Exercise input:

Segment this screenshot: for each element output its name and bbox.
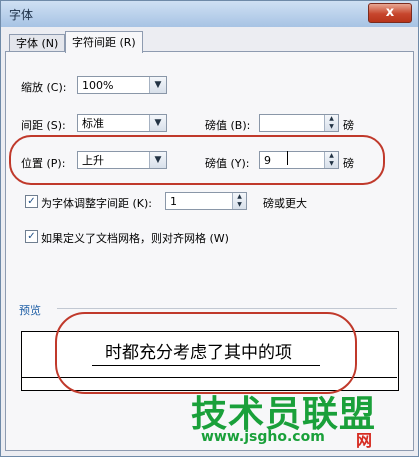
kerning-label: 为字体调整字间距 (K): [41, 197, 152, 210]
scale-select[interactable]: 100% ▼ [77, 76, 167, 94]
scale-label: 缩放 (C): [21, 81, 67, 94]
spacing-select[interactable]: 标准 ▼ [77, 114, 167, 132]
grid-checkbox[interactable]: ✓ [25, 230, 38, 243]
watermark-extra: 网 [356, 431, 373, 450]
spin-arrows-icon[interactable]: ▲ ▼ [324, 115, 338, 131]
kerning-checkbox[interactable]: ✓ [25, 195, 38, 208]
font-dialog: 字体 x 字体 (N) 字符间距 (R) 缩放 (C): 100% ▼ 间距 (… [0, 0, 419, 457]
preview-divider [57, 308, 397, 309]
kerning-suffix: 磅或更大 [263, 197, 307, 210]
preview-highlight-ellipse [55, 312, 357, 394]
title-bar: 字体 x [1, 1, 418, 27]
tab-font[interactable]: 字体 (N) [9, 34, 66, 52]
spacing-amount-spinner[interactable]: ▲ ▼ [259, 114, 339, 132]
spacing-label: 间距 (S): [21, 119, 66, 132]
watermark-url: www.jsgho.com [201, 429, 325, 445]
spacing-amount-label: 磅值 (B): [205, 119, 251, 132]
chevron-down-icon: ▼ [149, 115, 166, 131]
window-title: 字体 [9, 8, 34, 22]
kerning-spinner[interactable]: 1 ▲ ▼ [165, 192, 247, 210]
kerning-value: 1 [170, 195, 177, 208]
spacing-value: 标准 [82, 117, 104, 130]
chevron-down-icon: ▼ [149, 77, 166, 93]
spacing-unit: 磅 [343, 119, 354, 132]
highlight-ellipse [9, 135, 385, 185]
preview-label: 预览 [19, 304, 41, 317]
scale-value: 100% [82, 79, 114, 92]
spin-arrows-icon[interactable]: ▲ ▼ [232, 193, 246, 209]
grid-label: 如果定义了文档网格，则对齐网格 (W) [41, 232, 229, 245]
close-button[interactable]: x [368, 3, 412, 23]
tab-character-spacing[interactable]: 字符间距 (R) [65, 31, 143, 53]
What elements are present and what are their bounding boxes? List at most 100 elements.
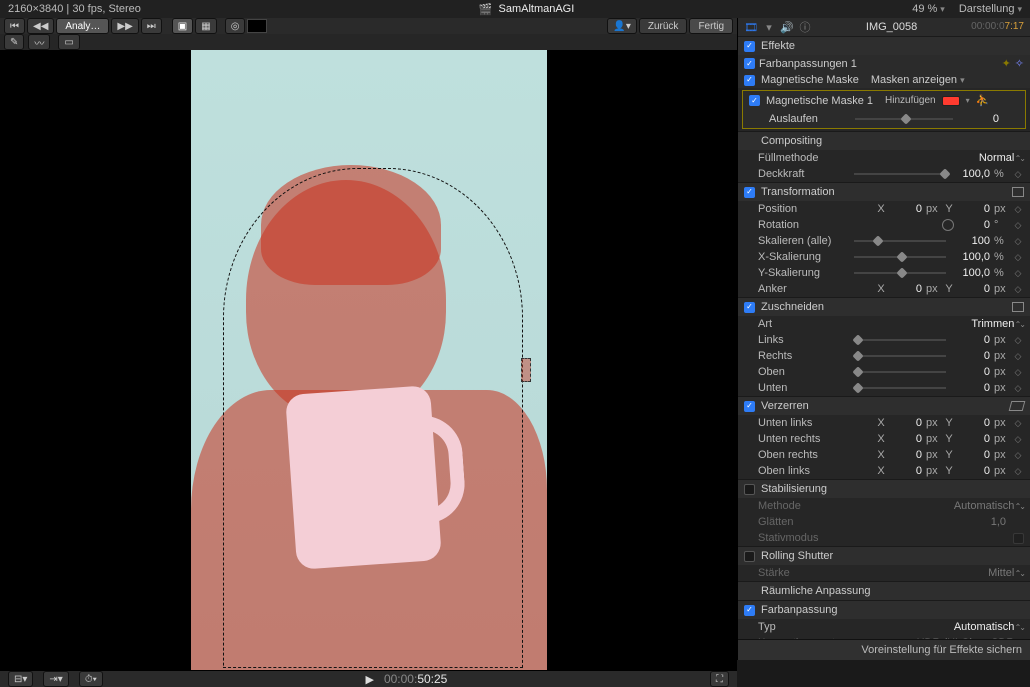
masks-show-dropdown[interactable]: Masken anzeigen [871,74,965,86]
scale-x-slider[interactable] [854,251,946,263]
inspector-panel: 🎞 ▾ 🔊 ⓘ IMG_0058 00:00:07:17 Effekte Far… [738,18,1030,660]
section-crop[interactable]: Zuschneiden [738,298,1030,316]
pen-tool-button[interactable]: ✎ [4,34,24,50]
tripod-checkbox [1013,533,1024,544]
mask-add-label: Hinzufügen [885,95,936,106]
skip-fwd-button[interactable]: ⏭ [141,18,162,34]
play-button[interactable]: ▶ [365,673,373,686]
colorconform-checkbox[interactable] [744,605,755,616]
crop-bottom-slider[interactable] [854,382,946,394]
stabilize-checkbox[interactable] [744,484,755,495]
mask1-label: Magnetische Maske 1 [766,95,873,107]
tools-menu-button[interactable]: ⊟▾ [8,671,33,687]
viewer-info-bar: 2160×3840 | 30 fps, Stereo 🎬 SamAltmanAG… [0,0,1030,18]
mask-marching-ants [223,168,523,668]
section-effects[interactable]: Effekte [738,37,1030,55]
clapper-icon: 🎬 [479,3,493,16]
crop-left-slider[interactable] [854,334,946,346]
prev-frame-button[interactable]: ◀◀ [27,18,54,34]
zoom-dropdown[interactable]: 49 % [912,3,945,15]
crop-right-slider[interactable] [854,350,946,362]
feather-label: Auslaufen [769,113,849,125]
colorconform-type-select[interactable]: Automatisch [954,621,1024,633]
magic-wand-icon[interactable]: ✦ [1002,57,1011,70]
crop-onscreen-icon[interactable] [1012,302,1024,312]
back-button[interactable]: Zurück [639,18,688,34]
person-select-button[interactable]: 👤▾ [607,18,636,34]
trim-tool-button[interactable]: ⇥▾ [43,671,68,687]
inspector-header: 🎞 ▾ 🔊 ⓘ IMG_0058 00:00:07:17 [738,18,1030,36]
fit-button[interactable]: ▣ [172,18,193,34]
analyze-button[interactable]: Analy… [56,18,109,34]
rot-keyframe[interactable] [1012,219,1024,231]
effect-coloradj-label: Farbanpassungen 1 [759,58,857,70]
inspector-duration: 00:00:07:17 [971,21,1024,33]
section-spatial: Räumliche Anpassung [738,582,1030,600]
video-tab-icon[interactable]: 🎞 [744,20,758,34]
feather-value[interactable]: 0 [959,113,999,125]
magmask-label: Magnetische Maske [761,74,859,86]
snapshot-button[interactable]: ◎ [225,18,246,34]
crop-top-slider[interactable] [854,366,946,378]
mask-icon[interactable]: ✧ [1015,57,1024,70]
grid-button[interactable]: ▦ [195,18,216,34]
crop-type-select[interactable]: Trimmen [971,318,1024,330]
done-button[interactable]: Fertig [689,18,733,34]
coloradj-checkbox[interactable] [744,58,755,69]
rotation-value[interactable]: 0 [958,219,990,231]
overlay-toggle-button[interactable]: ▭ [58,34,79,50]
blend-mode-select[interactable]: Normal [979,152,1024,164]
audio-tab-icon[interactable]: 🔊 [780,20,794,34]
generator-tab-icon[interactable]: ▾ [762,20,776,34]
section-transform[interactable]: Transformation [738,183,1030,201]
rolling-amount-select: Mittel [988,567,1024,579]
transform-onscreen-icon[interactable] [1012,187,1024,197]
section-compositing: Compositing [738,132,1030,150]
effects-checkbox[interactable] [744,41,755,52]
mask-toolbar: ⏮ ◀◀ Analy… ▶▶ ⏭ ▣ ▦ ◎ 👤▾ Zurück Fertig [0,18,737,34]
brush-tool-button[interactable]: 〰 [28,34,50,50]
feather-slider[interactable] [855,113,953,125]
mask1-checkbox[interactable] [749,95,760,106]
inspector-clipname: IMG_0058 [816,21,967,33]
scale-all-slider[interactable] [854,235,946,247]
transform-checkbox[interactable] [744,187,755,198]
opacity-value[interactable]: 100,0 [950,168,990,180]
mask-fragment [521,358,531,382]
distort-checkbox[interactable] [744,401,755,412]
retime-menu-button[interactable]: ⏱▾ [79,671,103,687]
viewer-canvas[interactable] [0,50,737,670]
section-rolling[interactable]: Rolling Shutter [738,547,1030,565]
mask-color-swatch[interactable] [942,96,960,106]
rolling-checkbox[interactable] [744,551,755,562]
clip-format: 2160×3840 | 30 fps, Stereo [8,3,141,15]
crop-checkbox[interactable] [744,302,755,313]
fullscreen-button[interactable]: ⛶ [710,671,729,687]
view-dropdown[interactable]: Darstellung [959,3,1022,15]
opacity-keyframe[interactable] [1012,168,1024,180]
rotation-dial-icon[interactable] [942,219,954,231]
mask-entry: Magnetische Maske 1 Hinzufügen ▾ ⛹ Ausla… [742,90,1026,129]
magmask-checkbox[interactable] [744,75,755,86]
video-frame [191,50,547,670]
overlay-color-swatch[interactable] [247,19,267,33]
pos-y[interactable]: 0 [958,203,990,215]
pos-x[interactable]: 0 [890,203,922,215]
info-tab-icon[interactable]: ⓘ [798,20,812,34]
next-frame-button[interactable]: ▶▶ [111,18,138,34]
brush-toolbar: ✎ 〰 ▭ [0,34,737,50]
section-stabilize[interactable]: Stabilisierung [738,480,1030,498]
clip-title: SamAltmanAGI [498,3,574,15]
timecode[interactable]: 00:00:50:25 [384,672,447,687]
person-subject-icon[interactable]: ⛹ [976,94,990,107]
stab-method-select: Automatisch [954,500,1024,512]
pos-keyframe[interactable] [1012,203,1024,215]
opacity-slider[interactable] [854,168,946,180]
distort-onscreen-icon[interactable] [1009,401,1026,411]
save-preset-button[interactable]: Voreinstellung für Effekte sichern [738,639,1030,660]
section-distort[interactable]: Verzerren [738,397,1030,415]
transport-bar: ⊟▾ ⇥▾ ⏱▾ ▶ 00:00:50:25 ⛶ [0,670,737,687]
section-colorconform[interactable]: Farbanpassung [738,601,1030,619]
skip-back-button[interactable]: ⏮ [4,18,25,34]
scale-y-slider[interactable] [854,267,946,279]
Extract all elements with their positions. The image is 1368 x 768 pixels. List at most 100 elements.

What the exercise asks: Rewrite the lines of the listing above, from the line containing "masks-show-dropdown[interactable]: Masken anzeigen" through the line containing "section-crop[interactable]: Zuschneiden [738,298,1030,316]", as a Markdown table with the columns Row and Listing line, numbering each line and leaving out any blank lines.

Finished answer:
| Row | Listing line |
|---|---|
| 1 | masks-show-dropdown[interactable]: Masken anzeigen [871,74,965,86] |
| 2 | scale-x-slider[interactable] [854,251,946,263] |
| 3 | inspector-panel: 🎞 ▾ 🔊 ⓘ IMG_0058 00:00:07:17 Effekte Far… [738,18,1030,660] |
| 4 | section-crop[interactable]: Zuschneiden [738,298,1030,316] |